Task goal:
List each line of the data in which the string "this" appears.
※ ※ ※
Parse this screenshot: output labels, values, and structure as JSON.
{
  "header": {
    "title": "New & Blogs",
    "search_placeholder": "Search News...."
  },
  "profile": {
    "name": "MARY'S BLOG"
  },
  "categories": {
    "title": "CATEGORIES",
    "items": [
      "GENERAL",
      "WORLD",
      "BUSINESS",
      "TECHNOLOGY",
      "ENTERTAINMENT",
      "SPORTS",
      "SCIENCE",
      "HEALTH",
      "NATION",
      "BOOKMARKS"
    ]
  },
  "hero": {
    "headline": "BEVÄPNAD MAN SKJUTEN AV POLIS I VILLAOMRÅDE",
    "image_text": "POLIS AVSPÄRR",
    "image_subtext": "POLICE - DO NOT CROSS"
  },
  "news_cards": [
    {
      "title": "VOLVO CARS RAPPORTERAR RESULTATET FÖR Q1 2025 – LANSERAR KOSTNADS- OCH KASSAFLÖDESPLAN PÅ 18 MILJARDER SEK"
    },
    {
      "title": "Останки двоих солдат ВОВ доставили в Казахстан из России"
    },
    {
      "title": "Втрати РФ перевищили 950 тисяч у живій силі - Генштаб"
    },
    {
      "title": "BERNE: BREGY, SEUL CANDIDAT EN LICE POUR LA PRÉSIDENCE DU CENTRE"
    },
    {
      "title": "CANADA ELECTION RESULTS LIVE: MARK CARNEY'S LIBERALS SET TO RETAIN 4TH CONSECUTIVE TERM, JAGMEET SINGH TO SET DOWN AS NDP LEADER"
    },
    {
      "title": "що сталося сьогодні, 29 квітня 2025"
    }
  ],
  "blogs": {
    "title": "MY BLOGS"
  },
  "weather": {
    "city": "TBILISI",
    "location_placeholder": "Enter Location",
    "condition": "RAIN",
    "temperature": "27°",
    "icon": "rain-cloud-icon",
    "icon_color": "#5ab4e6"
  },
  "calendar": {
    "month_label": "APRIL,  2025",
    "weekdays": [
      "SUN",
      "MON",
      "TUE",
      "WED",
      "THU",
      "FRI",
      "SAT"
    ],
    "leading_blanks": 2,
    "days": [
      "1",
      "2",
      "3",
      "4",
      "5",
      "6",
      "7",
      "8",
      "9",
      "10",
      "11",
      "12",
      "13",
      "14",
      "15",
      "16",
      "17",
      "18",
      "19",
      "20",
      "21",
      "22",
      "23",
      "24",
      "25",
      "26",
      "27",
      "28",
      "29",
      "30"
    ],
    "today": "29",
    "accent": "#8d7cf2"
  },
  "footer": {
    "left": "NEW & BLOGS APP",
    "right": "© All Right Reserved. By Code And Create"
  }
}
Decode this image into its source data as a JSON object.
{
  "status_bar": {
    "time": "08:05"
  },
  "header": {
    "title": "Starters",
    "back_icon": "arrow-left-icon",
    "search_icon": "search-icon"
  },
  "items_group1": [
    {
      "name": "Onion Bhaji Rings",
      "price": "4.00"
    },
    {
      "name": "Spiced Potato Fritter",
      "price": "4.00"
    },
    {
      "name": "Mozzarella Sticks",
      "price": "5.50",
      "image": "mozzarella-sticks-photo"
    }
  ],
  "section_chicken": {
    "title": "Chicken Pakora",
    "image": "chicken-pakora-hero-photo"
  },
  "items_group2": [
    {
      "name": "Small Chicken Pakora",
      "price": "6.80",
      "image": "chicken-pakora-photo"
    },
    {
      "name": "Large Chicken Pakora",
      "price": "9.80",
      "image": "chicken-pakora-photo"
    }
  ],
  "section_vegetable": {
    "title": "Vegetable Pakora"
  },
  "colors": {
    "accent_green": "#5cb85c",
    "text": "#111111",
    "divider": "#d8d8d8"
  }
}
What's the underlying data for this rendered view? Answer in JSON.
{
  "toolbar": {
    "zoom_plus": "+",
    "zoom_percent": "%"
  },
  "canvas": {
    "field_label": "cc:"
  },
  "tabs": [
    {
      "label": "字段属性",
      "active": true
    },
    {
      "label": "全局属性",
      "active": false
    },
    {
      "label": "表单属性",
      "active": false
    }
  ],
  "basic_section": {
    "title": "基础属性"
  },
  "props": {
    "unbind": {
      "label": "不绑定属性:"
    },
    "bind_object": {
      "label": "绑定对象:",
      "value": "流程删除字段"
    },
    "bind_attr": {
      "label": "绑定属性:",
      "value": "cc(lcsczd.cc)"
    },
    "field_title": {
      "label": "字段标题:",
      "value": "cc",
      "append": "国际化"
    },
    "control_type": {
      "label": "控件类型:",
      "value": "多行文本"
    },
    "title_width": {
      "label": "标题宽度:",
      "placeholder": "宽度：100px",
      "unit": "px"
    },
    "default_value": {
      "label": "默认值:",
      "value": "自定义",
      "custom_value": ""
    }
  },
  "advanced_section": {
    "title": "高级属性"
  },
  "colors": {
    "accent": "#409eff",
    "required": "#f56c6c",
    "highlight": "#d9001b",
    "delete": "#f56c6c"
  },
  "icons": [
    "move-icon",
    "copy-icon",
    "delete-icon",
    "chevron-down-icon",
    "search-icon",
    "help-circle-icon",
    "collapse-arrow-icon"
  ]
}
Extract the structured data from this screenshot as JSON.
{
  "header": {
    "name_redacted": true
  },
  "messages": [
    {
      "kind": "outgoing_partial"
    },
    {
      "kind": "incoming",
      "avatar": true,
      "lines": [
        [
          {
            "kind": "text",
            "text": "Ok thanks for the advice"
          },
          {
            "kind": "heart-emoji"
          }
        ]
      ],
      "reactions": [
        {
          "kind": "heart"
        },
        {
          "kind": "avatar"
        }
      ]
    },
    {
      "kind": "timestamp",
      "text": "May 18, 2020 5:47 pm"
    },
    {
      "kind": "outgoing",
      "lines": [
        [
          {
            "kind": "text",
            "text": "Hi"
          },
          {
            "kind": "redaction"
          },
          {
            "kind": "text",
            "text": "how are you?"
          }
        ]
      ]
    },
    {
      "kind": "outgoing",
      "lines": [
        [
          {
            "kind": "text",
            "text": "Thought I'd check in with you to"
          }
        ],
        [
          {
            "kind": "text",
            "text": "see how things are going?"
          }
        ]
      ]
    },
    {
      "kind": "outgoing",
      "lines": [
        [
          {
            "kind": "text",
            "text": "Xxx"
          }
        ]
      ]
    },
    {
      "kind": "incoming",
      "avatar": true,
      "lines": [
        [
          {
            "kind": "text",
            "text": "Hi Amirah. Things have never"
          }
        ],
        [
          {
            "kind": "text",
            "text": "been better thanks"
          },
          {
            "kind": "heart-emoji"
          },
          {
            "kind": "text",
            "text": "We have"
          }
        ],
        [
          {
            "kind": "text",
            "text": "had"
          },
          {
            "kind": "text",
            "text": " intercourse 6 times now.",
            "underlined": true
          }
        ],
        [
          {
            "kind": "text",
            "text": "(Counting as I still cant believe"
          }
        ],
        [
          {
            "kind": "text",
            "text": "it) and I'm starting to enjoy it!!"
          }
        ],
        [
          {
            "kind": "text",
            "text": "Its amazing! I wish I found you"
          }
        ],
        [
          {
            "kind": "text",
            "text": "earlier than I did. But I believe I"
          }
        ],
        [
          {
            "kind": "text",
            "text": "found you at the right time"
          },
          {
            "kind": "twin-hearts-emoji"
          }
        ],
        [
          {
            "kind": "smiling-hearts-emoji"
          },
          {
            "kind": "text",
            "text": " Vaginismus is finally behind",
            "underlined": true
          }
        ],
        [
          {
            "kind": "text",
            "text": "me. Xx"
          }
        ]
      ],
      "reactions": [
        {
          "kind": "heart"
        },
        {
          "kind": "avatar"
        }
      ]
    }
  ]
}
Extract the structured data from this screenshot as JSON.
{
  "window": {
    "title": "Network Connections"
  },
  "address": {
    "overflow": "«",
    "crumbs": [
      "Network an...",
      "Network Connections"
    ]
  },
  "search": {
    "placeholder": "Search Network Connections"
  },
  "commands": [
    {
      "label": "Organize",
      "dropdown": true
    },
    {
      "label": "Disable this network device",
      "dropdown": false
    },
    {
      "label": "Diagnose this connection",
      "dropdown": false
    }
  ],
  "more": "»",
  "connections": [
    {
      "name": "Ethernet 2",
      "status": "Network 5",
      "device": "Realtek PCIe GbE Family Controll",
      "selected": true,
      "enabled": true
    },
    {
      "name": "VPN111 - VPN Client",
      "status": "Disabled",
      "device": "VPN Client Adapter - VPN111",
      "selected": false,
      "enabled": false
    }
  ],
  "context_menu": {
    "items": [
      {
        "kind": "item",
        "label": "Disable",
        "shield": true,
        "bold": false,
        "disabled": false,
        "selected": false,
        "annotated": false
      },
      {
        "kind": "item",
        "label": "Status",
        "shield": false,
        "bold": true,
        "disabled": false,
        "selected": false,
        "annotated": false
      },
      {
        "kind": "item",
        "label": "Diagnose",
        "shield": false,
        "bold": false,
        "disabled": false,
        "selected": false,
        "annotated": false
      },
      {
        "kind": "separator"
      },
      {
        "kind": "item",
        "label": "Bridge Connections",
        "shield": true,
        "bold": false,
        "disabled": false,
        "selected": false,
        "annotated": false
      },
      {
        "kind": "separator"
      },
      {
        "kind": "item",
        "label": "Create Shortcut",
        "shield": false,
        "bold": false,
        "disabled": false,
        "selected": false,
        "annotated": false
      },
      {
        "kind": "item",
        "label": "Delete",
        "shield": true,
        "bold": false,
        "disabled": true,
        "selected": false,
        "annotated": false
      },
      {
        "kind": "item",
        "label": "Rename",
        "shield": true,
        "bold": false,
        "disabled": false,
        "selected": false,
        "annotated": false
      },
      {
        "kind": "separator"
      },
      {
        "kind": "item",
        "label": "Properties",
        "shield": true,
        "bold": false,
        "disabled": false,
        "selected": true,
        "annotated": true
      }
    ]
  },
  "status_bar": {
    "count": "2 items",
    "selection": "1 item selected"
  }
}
※ ※ ※
Task result:
Parse this screenshot: output labels, values, and structure as JSON.
Decode this image into its source data as a JSON object.
What's the underlying data for this rendered view? Answer in JSON.
Extract the structured data from this screenshot as JSON.
Extract the structured data from this screenshot as JSON.
      "label": "Disable this network device",
      "label": "Diagnose this connection",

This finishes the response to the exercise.